Bring together all lines of the material below that contain the string "ylabel".

[begin Given records]

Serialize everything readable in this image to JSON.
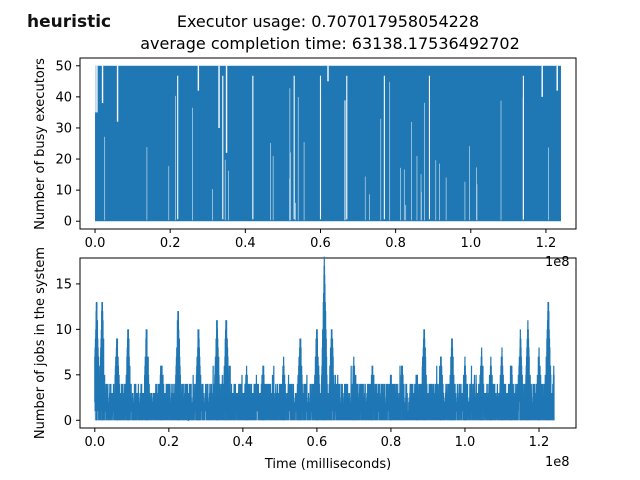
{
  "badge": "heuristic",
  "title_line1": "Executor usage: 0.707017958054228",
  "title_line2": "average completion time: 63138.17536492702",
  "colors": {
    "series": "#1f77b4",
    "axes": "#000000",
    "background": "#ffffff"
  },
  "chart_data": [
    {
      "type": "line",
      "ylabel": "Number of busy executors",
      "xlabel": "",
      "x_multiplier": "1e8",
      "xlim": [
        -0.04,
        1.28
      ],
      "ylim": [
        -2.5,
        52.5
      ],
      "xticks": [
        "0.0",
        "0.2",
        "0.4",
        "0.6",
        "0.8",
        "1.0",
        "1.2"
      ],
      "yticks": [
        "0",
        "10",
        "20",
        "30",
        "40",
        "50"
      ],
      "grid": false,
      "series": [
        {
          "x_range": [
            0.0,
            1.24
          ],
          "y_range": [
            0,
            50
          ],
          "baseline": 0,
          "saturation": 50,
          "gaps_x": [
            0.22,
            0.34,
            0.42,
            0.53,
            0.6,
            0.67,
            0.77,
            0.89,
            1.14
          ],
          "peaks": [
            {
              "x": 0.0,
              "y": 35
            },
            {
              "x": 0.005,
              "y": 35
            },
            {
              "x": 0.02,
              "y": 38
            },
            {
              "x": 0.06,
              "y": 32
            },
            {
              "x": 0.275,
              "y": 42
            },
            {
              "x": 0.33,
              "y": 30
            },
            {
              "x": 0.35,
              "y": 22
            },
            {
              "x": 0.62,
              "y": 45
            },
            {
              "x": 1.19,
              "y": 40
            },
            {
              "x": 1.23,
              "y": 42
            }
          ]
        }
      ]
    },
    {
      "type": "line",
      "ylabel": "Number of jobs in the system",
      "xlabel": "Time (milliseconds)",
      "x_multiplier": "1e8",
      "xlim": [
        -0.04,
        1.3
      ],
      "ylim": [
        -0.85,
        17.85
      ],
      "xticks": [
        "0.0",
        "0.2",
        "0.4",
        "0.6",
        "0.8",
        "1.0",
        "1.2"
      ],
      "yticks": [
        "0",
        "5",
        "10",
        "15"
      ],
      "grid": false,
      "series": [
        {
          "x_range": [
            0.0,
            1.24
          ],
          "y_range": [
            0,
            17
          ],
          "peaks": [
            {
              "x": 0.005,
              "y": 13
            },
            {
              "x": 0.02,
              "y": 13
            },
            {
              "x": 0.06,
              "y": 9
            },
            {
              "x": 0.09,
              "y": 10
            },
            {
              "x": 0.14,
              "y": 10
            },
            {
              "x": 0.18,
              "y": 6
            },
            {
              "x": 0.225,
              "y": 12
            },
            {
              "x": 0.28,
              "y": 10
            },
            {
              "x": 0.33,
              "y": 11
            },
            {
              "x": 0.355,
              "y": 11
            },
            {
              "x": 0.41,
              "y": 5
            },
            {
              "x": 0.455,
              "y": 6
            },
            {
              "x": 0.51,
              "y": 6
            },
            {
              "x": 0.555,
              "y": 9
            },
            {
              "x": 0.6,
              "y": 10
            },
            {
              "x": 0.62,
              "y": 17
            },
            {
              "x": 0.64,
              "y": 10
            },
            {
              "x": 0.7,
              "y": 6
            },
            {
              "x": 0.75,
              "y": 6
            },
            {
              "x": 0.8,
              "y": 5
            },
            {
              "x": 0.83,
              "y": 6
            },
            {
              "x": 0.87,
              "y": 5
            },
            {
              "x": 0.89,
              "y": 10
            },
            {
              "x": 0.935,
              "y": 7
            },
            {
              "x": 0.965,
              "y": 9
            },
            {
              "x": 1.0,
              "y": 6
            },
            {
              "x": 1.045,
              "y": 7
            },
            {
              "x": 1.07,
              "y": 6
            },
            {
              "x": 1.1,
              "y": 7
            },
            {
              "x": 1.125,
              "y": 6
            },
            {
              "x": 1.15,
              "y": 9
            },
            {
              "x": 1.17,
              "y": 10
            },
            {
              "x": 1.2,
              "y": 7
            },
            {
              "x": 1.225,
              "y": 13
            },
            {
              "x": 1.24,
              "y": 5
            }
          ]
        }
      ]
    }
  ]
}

[end Given records]
[begin Given records]

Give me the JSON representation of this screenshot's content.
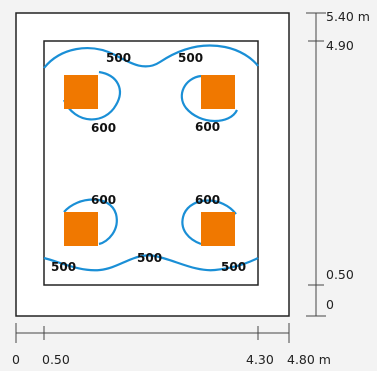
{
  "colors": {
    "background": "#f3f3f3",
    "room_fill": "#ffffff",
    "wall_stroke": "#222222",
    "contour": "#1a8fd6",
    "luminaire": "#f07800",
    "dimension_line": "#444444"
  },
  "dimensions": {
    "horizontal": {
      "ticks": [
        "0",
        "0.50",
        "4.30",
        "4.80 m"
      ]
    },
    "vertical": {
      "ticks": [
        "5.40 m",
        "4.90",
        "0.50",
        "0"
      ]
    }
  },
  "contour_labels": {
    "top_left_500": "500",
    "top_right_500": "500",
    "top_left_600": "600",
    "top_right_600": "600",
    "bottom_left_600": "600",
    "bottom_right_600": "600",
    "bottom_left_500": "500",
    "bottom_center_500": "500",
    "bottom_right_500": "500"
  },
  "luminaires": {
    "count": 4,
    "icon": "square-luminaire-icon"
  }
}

[end Given records]

Correct response:
      "ylabel": "Number of busy executors",
      "ylabel": "Number of jobs in the system",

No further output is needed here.